### TASK OBJECTIVE
Copy out each line featuring the string "this" from the entries beneath.

---------- RECORDS FOR THE EXERCISE ----------

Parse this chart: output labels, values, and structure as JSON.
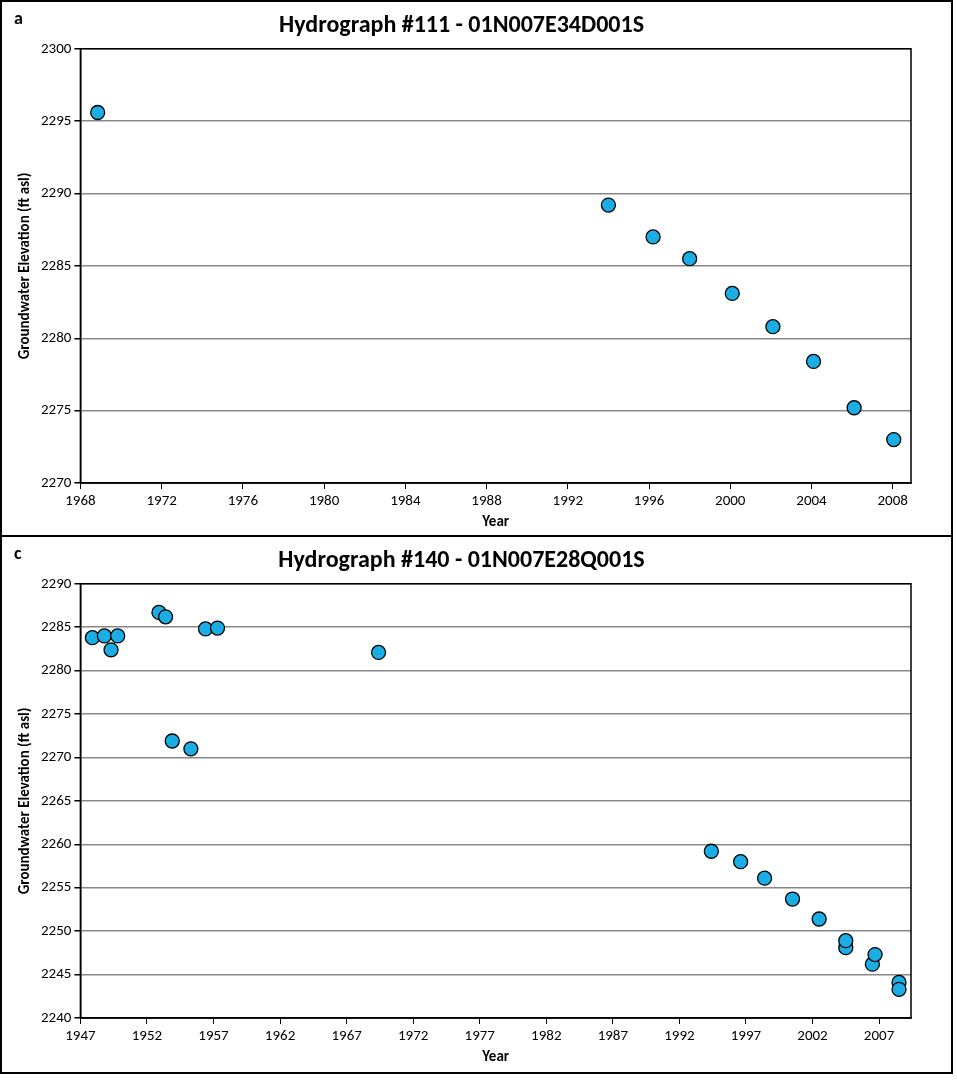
{
  "chart_data": [
    {
      "type": "scatter",
      "title": "Hydrograph #111 - 01N007E34D001S",
      "xlabel": "Year",
      "ylabel": "Groundwater Elevation (ft asl)",
      "annotations": [
        "a"
      ],
      "series": [
        {
          "color": "#1aaee5",
          "x": [
            1968.85,
            1994.0,
            1996.2,
            1998.0,
            2000.1,
            2002.1,
            2004.1,
            2006.1,
            2008.05
          ],
          "values": [
            2295.6,
            2289.2,
            2287.0,
            2285.5,
            2283.1,
            2280.8,
            2278.4,
            2275.2,
            2273.0
          ]
        }
      ],
      "xlim": [
        1968,
        2008.9
      ],
      "xticks": [
        1968,
        1972,
        1976,
        1980,
        1984,
        1988,
        1992,
        1996,
        2000,
        2004,
        2008
      ],
      "ylim": [
        2270,
        2300
      ],
      "yticks": [
        2270,
        2275,
        2280,
        2285,
        2290,
        2295,
        2300
      ],
      "grid": "y",
      "marker": "circle",
      "legend": false
    },
    {
      "type": "scatter",
      "title": "Hydrograph #140 - 01N007E28Q001S",
      "xlabel": "Year",
      "ylabel": "Groundwater Elevation (ft asl)",
      "annotations": [
        "c"
      ],
      "series": [
        {
          "color": "#1aaee5",
          "x": [
            1947.9,
            1948.8,
            1949.3,
            1949.8,
            1952.9,
            1953.4,
            1953.9,
            1955.3,
            1956.4,
            1957.3,
            1969.4,
            1994.4,
            1996.6,
            1998.4,
            2000.5,
            2002.5,
            2004.5,
            2004.5,
            2006.5,
            2006.7,
            2008.5,
            2008.5
          ],
          "values": [
            2283.8,
            2284.0,
            2282.4,
            2284.0,
            2286.7,
            2286.2,
            2271.9,
            2271.0,
            2284.8,
            2284.9,
            2282.1,
            2259.2,
            2258.0,
            2256.1,
            2253.7,
            2251.4,
            2248.1,
            2248.9,
            2246.2,
            2247.3,
            2244.1,
            2243.3
          ]
        }
      ],
      "xlim": [
        1947,
        2009.4
      ],
      "xticks": [
        1947,
        1952,
        1957,
        1962,
        1967,
        1972,
        1977,
        1982,
        1987,
        1992,
        1997,
        2002,
        2007
      ],
      "ylim": [
        2240,
        2290
      ],
      "yticks": [
        2240,
        2245,
        2250,
        2255,
        2260,
        2265,
        2270,
        2275,
        2280,
        2285,
        2290
      ],
      "grid": "y",
      "marker": "circle",
      "legend": false
    }
  ]
}
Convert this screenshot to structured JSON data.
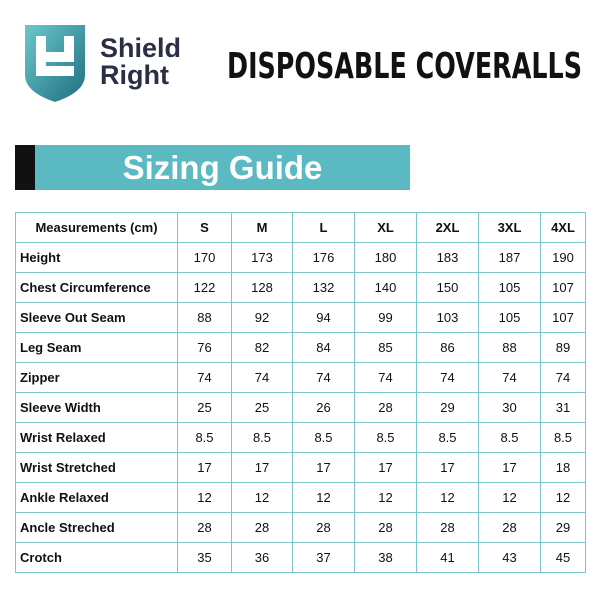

----------

### RESPONSE TO THE TASK
Parse this chart: output labels, values, and structure as JSON.
Convert this screenshot to structured JSON data.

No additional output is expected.